* [GOAL]: Quote the entries in full, character for character, without their images.

* [STORED RECORDS]:
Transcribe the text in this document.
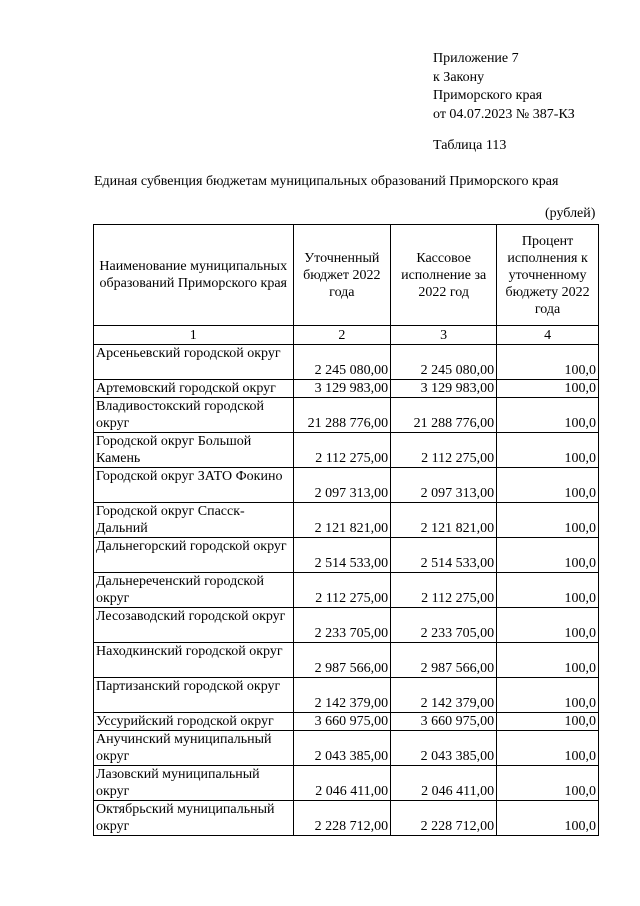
Приложение 7
к Закону
Приморского края
от 04.07.2023 № 387-КЗ
Таблица 113
Единая субвенция бюджетам муниципальных образований Приморского края
(рублей)
Наименование муниципальных образований Приморского края	Уточненный бюджет 2022 года	Кассовое исполнение за 2022 год	Процент исполнения к уточненному бюджету 2022 года
1	2	3	4
Арсеньевский городской округ	2 245 080,00	2 245 080,00	100,0
Артемовский городской округ	3 129 983,00	3 129 983,00	100,0
Владивостокский городской округ	21 288 776,00	21 288 776,00	100,0
Городской округ Большой Камень	2 112 275,00	2 112 275,00	100,0
Городской округ ЗАТО Фокино	2 097 313,00	2 097 313,00	100,0
Городской округ Спасск-Дальний	2 121 821,00	2 121 821,00	100,0
Дальнегорский городской округ	2 514 533,00	2 514 533,00	100,0
Дальнереченский городской округ	2 112 275,00	2 112 275,00	100,0
Лесозаводский городской округ	2 233 705,00	2 233 705,00	100,0
Находкинский городской округ	2 987 566,00	2 987 566,00	100,0
Партизанский городской округ	2 142 379,00	2 142 379,00	100,0
Уссурийский городской округ	3 660 975,00	3 660 975,00	100,0
Анучинский муниципальный округ	2 043 385,00	2 043 385,00	100,0
Лазовский муниципальный округ	2 046 411,00	2 046 411,00	100,0
Октябрьский муниципальный округ	2 228 712,00	2 228 712,00	100,0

* [TASK ANSWER]:
Transcribe the text in this document.
Приложение 7
к Закону
Приморского края
от 04.07.2023 № 387-КЗ
Таблица 113
Единая субвенция бюджетам муниципальных образований Приморского края
(рублей)
Наименование муниципальных образований Приморского края	Уточненный бюджет 2022 года	Кассовое исполнение за 2022 год	Процент исполнения к уточненному бюджету 2022 года
1	2	3	4
Арсеньевский городской округ	2 245 080,00	2 245 080,00	100,0
Артемовский городской округ	3 129 983,00	3 129 983,00	100,0
Владивостокский городской округ	21 288 776,00	21 288 776,00	100,0
Городской округ Большой Камень	2 112 275,00	2 112 275,00	100,0
Городской округ ЗАТО Фокино	2 097 313,00	2 097 313,00	100,0
Городской округ Спасск-Дальний	2 121 821,00	2 121 821,00	100,0
Дальнегорский городской округ	2 514 533,00	2 514 533,00	100,0
Дальнереченский городской округ	2 112 275,00	2 112 275,00	100,0
Лесозаводский городской округ	2 233 705,00	2 233 705,00	100,0
Находкинский городской округ	2 987 566,00	2 987 566,00	100,0
Партизанский городской округ	2 142 379,00	2 142 379,00	100,0
Уссурийский городской округ	3 660 975,00	3 660 975,00	100,0
Анучинский муниципальный округ	2 043 385,00	2 043 385,00	100,0
Лазовский муниципальный округ	2 046 411,00	2 046 411,00	100,0
Октябрьский муниципальный округ	2 228 712,00	2 228 712,00	100,0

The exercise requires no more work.